» RECORDS SUPPLIED
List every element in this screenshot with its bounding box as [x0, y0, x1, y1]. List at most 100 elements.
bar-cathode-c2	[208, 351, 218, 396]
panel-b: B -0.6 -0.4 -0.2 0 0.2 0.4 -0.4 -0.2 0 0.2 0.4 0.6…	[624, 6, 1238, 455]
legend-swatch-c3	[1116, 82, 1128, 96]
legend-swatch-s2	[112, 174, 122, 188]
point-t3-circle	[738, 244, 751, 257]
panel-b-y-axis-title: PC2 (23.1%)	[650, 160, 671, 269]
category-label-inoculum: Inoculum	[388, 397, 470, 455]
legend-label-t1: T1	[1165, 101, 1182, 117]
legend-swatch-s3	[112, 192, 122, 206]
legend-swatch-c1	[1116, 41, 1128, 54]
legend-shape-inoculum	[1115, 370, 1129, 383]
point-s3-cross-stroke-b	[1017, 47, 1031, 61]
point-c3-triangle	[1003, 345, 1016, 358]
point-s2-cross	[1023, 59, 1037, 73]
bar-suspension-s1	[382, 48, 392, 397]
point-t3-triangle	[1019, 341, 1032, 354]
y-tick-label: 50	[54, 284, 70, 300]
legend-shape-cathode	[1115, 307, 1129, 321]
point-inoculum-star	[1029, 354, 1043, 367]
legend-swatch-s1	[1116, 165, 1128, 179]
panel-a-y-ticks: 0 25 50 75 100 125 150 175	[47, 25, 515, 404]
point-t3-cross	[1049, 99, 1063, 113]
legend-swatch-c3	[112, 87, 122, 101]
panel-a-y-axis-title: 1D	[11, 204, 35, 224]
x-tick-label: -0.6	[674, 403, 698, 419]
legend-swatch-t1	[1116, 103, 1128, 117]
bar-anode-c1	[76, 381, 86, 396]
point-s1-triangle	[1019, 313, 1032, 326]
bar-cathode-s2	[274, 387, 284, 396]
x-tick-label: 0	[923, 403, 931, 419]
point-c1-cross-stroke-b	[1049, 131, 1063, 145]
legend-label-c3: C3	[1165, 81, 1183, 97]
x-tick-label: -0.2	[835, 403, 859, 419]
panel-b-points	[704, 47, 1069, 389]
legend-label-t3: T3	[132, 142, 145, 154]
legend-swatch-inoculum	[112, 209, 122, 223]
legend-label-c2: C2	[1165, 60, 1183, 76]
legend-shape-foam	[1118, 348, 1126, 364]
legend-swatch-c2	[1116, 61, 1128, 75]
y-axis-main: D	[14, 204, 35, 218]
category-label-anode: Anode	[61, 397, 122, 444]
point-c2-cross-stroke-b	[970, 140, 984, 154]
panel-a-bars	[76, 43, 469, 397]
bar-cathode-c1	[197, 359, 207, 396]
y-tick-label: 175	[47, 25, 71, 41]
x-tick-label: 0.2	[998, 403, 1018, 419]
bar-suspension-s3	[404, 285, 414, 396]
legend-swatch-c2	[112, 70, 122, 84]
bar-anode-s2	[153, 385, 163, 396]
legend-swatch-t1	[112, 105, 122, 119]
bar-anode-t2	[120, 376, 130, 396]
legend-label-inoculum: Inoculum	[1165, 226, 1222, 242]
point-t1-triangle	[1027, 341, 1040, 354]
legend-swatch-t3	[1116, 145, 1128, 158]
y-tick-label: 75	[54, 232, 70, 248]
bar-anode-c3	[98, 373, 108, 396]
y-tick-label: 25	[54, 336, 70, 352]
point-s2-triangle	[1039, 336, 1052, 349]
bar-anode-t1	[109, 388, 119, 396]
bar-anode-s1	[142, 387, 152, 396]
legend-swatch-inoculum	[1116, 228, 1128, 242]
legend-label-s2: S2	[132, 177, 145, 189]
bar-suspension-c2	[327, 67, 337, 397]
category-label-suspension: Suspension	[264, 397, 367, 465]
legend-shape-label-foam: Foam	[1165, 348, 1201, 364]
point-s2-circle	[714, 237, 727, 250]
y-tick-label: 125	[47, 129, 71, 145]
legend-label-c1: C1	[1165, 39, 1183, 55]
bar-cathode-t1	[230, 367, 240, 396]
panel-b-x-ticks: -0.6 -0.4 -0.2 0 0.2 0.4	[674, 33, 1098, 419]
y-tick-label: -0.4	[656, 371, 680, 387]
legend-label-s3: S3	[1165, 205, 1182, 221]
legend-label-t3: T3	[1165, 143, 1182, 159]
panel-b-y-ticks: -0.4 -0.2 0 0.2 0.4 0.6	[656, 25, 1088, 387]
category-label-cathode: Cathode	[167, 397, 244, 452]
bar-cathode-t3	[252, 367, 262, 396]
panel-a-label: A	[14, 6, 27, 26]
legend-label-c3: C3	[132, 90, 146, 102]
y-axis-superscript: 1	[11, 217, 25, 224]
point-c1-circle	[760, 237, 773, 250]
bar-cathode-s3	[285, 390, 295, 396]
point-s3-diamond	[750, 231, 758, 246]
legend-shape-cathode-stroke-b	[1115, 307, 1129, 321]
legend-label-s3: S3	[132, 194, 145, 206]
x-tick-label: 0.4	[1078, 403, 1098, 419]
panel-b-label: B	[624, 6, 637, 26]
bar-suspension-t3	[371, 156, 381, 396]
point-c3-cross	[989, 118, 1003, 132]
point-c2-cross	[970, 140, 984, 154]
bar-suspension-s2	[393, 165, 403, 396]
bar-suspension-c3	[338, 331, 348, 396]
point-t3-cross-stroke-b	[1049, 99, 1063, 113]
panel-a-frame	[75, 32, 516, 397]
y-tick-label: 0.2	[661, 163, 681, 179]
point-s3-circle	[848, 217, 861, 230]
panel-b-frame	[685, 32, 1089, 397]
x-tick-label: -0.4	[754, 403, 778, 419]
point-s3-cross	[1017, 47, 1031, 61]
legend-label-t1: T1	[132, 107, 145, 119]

» GOAL
Reproduce every item above verbatim, keeping each line as it stands.

» THE OUTPUT
List every element in this screenshot with its bounding box as [x0, y0, x1, y1]. List at most 100 elements.
bar-cathode-c2	[208, 351, 218, 396]
panel-b: B -0.6 -0.4 -0.2 0 0.2 0.4 -0.4 -0.2 0 0.2 0.4 0.6…	[624, 6, 1238, 455]
legend-swatch-c3	[1116, 82, 1128, 96]
legend-swatch-s2	[112, 174, 122, 188]
point-t3-circle	[738, 244, 751, 257]
panel-b-y-axis-title: PC2 (23.1%)	[650, 160, 671, 269]
category-label-inoculum: Inoculum	[388, 397, 470, 455]
legend-label-t1: T1	[1165, 101, 1182, 117]
legend-swatch-s3	[112, 192, 122, 206]
legend-swatch-c1	[1116, 41, 1128, 54]
legend-shape-inoculum	[1115, 370, 1129, 383]
point-s3-cross-stroke-b	[1017, 47, 1031, 61]
point-c3-triangle	[1003, 345, 1016, 358]
point-s2-cross	[1023, 59, 1037, 73]
bar-suspension-s1	[382, 48, 392, 397]
point-t3-triangle	[1019, 341, 1032, 354]
y-tick-label: 50	[54, 284, 70, 300]
legend-shape-cathode	[1115, 307, 1129, 321]
point-inoculum-star	[1029, 354, 1043, 367]
legend-swatch-s1	[1116, 165, 1128, 179]
panel-a-y-ticks: 0 25 50 75 100 125 150 175	[47, 25, 515, 404]
point-t3-cross	[1049, 99, 1063, 113]
legend-swatch-c3	[112, 87, 122, 101]
panel-a-y-axis-title: 1D	[11, 204, 35, 224]
x-tick-label: -0.6	[674, 403, 698, 419]
legend-swatch-t1	[1116, 103, 1128, 117]
bar-anode-c1	[76, 381, 86, 396]
point-s1-triangle	[1019, 313, 1032, 326]
bar-cathode-s2	[274, 387, 284, 396]
x-tick-label: 0	[923, 403, 931, 419]
point-c1-cross-stroke-b	[1049, 131, 1063, 145]
legend-label-c3: C3	[1165, 81, 1183, 97]
x-tick-label: -0.2	[835, 403, 859, 419]
panel-b-points	[704, 47, 1069, 389]
legend-label-t3: T3	[132, 142, 145, 154]
legend-swatch-inoculum	[112, 209, 122, 223]
legend-label-c2: C2	[1165, 60, 1183, 76]
legend-shape-foam	[1118, 348, 1126, 364]
legend-swatch-c2	[1116, 61, 1128, 75]
y-axis-main: D	[14, 204, 35, 218]
category-label-anode: Anode	[61, 397, 122, 444]
point-c2-cross-stroke-b	[970, 140, 984, 154]
panel-a-bars	[76, 43, 469, 397]
bar-cathode-c1	[197, 359, 207, 396]
y-tick-label: 175	[47, 25, 71, 41]
x-tick-label: 0.2	[998, 403, 1018, 419]
bar-suspension-s3	[404, 285, 414, 396]
legend-swatch-c2	[112, 70, 122, 84]
bar-anode-s2	[153, 385, 163, 396]
legend-swatch-t1	[112, 105, 122, 119]
bar-anode-t2	[120, 376, 130, 396]
legend-label-inoculum: Inoculum	[1165, 226, 1222, 242]
point-t1-triangle	[1027, 341, 1040, 354]
legend-swatch-t3	[1116, 145, 1128, 158]
y-tick-label: 75	[54, 232, 70, 248]
bar-anode-c3	[98, 373, 108, 396]
y-tick-label: 25	[54, 336, 70, 352]
point-s2-triangle	[1039, 336, 1052, 349]
bar-anode-t1	[109, 388, 119, 396]
bar-anode-s1	[142, 387, 152, 396]
legend-swatch-inoculum	[1116, 228, 1128, 242]
legend-label-s2: S2	[132, 177, 145, 189]
bar-suspension-c2	[327, 67, 337, 397]
category-label-suspension: Suspension	[264, 397, 367, 465]
legend-shape-label-foam: Foam	[1165, 348, 1201, 364]
point-s2-circle	[714, 237, 727, 250]
y-tick-label: 125	[47, 129, 71, 145]
legend-label-c1: C1	[1165, 39, 1183, 55]
bar-cathode-t1	[230, 367, 240, 396]
panel-b-x-ticks: -0.6 -0.4 -0.2 0 0.2 0.4	[674, 33, 1098, 419]
y-tick-label: -0.4	[656, 371, 680, 387]
legend-label-s3: S3	[1165, 205, 1182, 221]
legend-label-t3: T3	[1165, 143, 1182, 159]
panel-b-y-ticks: -0.4 -0.2 0 0.2 0.4 0.6	[656, 25, 1088, 387]
category-label-cathode: Cathode	[167, 397, 244, 452]
bar-cathode-t3	[252, 367, 262, 396]
panel-a-label: A	[14, 6, 27, 26]
legend-label-c3: C3	[132, 90, 146, 102]
y-axis-superscript: 1	[11, 217, 25, 224]
point-c1-circle	[760, 237, 773, 250]
bar-cathode-s3	[285, 390, 295, 396]
point-s3-diamond	[750, 231, 758, 246]
legend-shape-cathode-stroke-b	[1115, 307, 1129, 321]
legend-label-s3: S3	[132, 194, 145, 206]
x-tick-label: 0.4	[1078, 403, 1098, 419]
panel-b-label: B	[624, 6, 637, 26]
bar-suspension-t3	[371, 156, 381, 396]
point-c3-cross	[989, 118, 1003, 132]
point-c2-cross	[970, 140, 984, 154]
bar-suspension-s2	[393, 165, 403, 396]
bar-suspension-c3	[338, 331, 348, 396]
point-t3-cross-stroke-b	[1049, 99, 1063, 113]
panel-a-frame	[75, 32, 516, 397]
y-tick-label: 0.2	[661, 163, 681, 179]
point-s3-circle	[848, 217, 861, 230]
panel-b-frame	[685, 32, 1089, 397]
x-tick-label: -0.4	[754, 403, 778, 419]
point-s3-cross	[1017, 47, 1031, 61]
legend-label-t1: T1	[132, 107, 145, 119]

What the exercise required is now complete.